● **Task requirements**: Could you output each line of the data that follows exactly?

(Records from a collection of figures)
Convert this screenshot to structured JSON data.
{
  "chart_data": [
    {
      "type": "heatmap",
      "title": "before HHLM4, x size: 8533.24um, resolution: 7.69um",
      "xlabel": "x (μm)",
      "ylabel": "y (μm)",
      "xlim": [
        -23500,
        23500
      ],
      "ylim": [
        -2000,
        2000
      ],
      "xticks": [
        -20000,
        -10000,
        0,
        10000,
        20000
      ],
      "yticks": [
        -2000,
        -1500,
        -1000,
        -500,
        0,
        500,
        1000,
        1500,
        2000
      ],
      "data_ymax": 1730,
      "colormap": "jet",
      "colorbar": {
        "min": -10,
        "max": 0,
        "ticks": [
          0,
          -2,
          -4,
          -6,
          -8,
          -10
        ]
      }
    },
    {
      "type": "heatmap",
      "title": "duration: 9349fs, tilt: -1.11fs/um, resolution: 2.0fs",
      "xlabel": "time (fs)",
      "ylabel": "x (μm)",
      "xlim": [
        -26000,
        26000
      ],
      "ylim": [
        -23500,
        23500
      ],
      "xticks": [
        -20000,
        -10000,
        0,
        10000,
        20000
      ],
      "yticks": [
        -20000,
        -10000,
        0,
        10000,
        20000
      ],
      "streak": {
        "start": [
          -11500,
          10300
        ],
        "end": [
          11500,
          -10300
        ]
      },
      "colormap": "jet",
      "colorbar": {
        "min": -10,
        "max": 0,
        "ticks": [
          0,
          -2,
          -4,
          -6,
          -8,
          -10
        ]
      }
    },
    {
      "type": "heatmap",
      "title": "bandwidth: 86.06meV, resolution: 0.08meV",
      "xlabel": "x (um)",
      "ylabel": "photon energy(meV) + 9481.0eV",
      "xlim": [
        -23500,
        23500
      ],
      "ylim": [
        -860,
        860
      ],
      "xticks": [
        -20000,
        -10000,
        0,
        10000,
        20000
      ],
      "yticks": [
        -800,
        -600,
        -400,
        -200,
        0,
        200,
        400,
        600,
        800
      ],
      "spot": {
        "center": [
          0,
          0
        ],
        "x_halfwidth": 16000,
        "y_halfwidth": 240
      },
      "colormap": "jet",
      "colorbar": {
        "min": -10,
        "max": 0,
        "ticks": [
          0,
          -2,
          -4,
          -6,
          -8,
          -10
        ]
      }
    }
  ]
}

● **The output**:
Convert this screenshot to structured JSON data.
{
  "chart_data": [
    {
      "type": "heatmap",
      "title": "before HHLM4, x size: 8533.24um, resolution: 7.69um",
      "xlabel": "x (μm)",
      "ylabel": "y (μm)",
      "xlim": [
        -23500,
        23500
      ],
      "ylim": [
        -2000,
        2000
      ],
      "xticks": [
        -20000,
        -10000,
        0,
        10000,
        20000
      ],
      "yticks": [
        -2000,
        -1500,
        -1000,
        -500,
        0,
        500,
        1000,
        1500,
        2000
      ],
      "data_ymax": 1730,
      "colormap": "jet",
      "colorbar": {
        "min": -10,
        "max": 0,
        "ticks": [
          0,
          -2,
          -4,
          -6,
          -8,
          -10
        ]
      }
    },
    {
      "type": "heatmap",
      "title": "duration: 9349fs, tilt: -1.11fs/um, resolution: 2.0fs",
      "xlabel": "time (fs)",
      "ylabel": "x (μm)",
      "xlim": [
        -26000,
        26000
      ],
      "ylim": [
        -23500,
        23500
      ],
      "xticks": [
        -20000,
        -10000,
        0,
        10000,
        20000
      ],
      "yticks": [
        -20000,
        -10000,
        0,
        10000,
        20000
      ],
      "streak": {
        "start": [
          -11500,
          10300
        ],
        "end": [
          11500,
          -10300
        ]
      },
      "colormap": "jet",
      "colorbar": {
        "min": -10,
        "max": 0,
        "ticks": [
          0,
          -2,
          -4,
          -6,
          -8,
          -10
        ]
      }
    },
    {
      "type": "heatmap",
      "title": "bandwidth: 86.06meV, resolution: 0.08meV",
      "xlabel": "x (um)",
      "ylabel": "photon energy(meV) + 9481.0eV",
      "xlim": [
        -23500,
        23500
      ],
      "ylim": [
        -860,
        860
      ],
      "xticks": [
        -20000,
        -10000,
        0,
        10000,
        20000
      ],
      "yticks": [
        -800,
        -600,
        -400,
        -200,
        0,
        200,
        400,
        600,
        800
      ],
      "spot": {
        "center": [
          0,
          0
        ],
        "x_halfwidth": 16000,
        "y_halfwidth": 240
      },
      "colormap": "jet",
      "colorbar": {
        "min": -10,
        "max": 0,
        "ticks": [
          0,
          -2,
          -4,
          -6,
          -8,
          -10
        ]
      }
    }
  ]
}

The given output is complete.